• Extracted material
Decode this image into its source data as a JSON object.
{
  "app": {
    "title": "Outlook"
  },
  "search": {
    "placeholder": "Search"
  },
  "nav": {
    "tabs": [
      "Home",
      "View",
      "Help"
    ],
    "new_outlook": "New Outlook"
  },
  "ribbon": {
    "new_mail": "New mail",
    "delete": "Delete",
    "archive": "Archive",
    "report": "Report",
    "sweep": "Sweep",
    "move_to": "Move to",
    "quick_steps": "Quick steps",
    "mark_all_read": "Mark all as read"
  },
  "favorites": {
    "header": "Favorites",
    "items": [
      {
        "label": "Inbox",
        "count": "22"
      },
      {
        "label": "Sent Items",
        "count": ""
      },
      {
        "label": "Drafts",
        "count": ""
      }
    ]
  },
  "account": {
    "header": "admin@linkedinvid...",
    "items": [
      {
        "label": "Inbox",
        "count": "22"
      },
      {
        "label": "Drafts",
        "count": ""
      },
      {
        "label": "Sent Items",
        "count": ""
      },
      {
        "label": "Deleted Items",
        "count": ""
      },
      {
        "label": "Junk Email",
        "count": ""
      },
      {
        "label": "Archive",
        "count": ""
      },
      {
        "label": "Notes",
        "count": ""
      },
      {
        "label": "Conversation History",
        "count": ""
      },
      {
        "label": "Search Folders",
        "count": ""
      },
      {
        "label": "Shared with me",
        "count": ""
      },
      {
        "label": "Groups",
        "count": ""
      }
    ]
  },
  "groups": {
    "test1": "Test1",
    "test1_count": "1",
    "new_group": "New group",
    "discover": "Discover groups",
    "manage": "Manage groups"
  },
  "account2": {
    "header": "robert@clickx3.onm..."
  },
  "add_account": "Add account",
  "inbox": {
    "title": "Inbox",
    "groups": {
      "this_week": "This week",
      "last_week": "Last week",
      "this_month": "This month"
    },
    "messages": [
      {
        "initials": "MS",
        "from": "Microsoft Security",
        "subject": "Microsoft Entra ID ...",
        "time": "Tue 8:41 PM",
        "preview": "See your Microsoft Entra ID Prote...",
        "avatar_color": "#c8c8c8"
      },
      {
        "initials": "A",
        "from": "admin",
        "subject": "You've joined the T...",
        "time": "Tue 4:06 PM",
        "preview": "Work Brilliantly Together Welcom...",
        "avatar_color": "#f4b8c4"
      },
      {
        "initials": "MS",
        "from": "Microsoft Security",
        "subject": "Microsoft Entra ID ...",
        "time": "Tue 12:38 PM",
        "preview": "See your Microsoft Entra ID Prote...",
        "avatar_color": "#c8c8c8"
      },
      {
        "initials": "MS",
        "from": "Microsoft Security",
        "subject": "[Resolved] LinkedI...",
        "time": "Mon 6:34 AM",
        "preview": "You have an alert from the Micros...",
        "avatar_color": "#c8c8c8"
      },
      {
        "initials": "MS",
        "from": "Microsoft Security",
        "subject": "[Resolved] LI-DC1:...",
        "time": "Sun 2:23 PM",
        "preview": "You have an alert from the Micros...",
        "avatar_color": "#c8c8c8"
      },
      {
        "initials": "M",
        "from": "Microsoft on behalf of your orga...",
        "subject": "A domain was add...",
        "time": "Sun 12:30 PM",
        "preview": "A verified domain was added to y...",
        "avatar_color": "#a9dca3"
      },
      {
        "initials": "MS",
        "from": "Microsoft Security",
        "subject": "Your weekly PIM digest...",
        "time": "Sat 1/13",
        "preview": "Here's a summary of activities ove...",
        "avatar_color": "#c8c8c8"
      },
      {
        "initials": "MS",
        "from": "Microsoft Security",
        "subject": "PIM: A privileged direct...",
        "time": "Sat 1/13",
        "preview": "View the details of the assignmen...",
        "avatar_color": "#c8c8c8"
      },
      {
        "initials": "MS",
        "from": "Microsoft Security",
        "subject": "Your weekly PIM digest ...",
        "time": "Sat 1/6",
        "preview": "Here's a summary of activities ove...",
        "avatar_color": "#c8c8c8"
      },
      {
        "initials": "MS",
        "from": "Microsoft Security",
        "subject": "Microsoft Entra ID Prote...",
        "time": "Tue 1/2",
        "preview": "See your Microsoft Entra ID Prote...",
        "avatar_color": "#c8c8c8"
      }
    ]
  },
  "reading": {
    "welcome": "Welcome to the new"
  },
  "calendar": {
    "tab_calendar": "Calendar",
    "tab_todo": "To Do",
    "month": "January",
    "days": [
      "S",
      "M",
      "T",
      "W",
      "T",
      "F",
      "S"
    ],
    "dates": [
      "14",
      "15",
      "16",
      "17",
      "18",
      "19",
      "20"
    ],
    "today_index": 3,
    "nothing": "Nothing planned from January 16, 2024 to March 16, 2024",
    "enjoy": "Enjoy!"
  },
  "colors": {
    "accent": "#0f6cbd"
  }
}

• Given task
Report each line in the preceding entries that holds the string "subject".

• Solved exercise
        "subject": "Microsoft Entra ID ...",
        "subject": "You've joined the T...",
        "subject": "Microsoft Entra ID ...",
        "subject": "[Resolved] LinkedI...",
        "subject": "[Resolved] LI-DC1:...",
        "subject": "A domain was add...",
        "subject": "Your weekly PIM digest...",
        "subject": "PIM: A privileged direct...",
        "subject": "Your weekly PIM digest ...",
        "subject": "Microsoft Entra ID Prote...",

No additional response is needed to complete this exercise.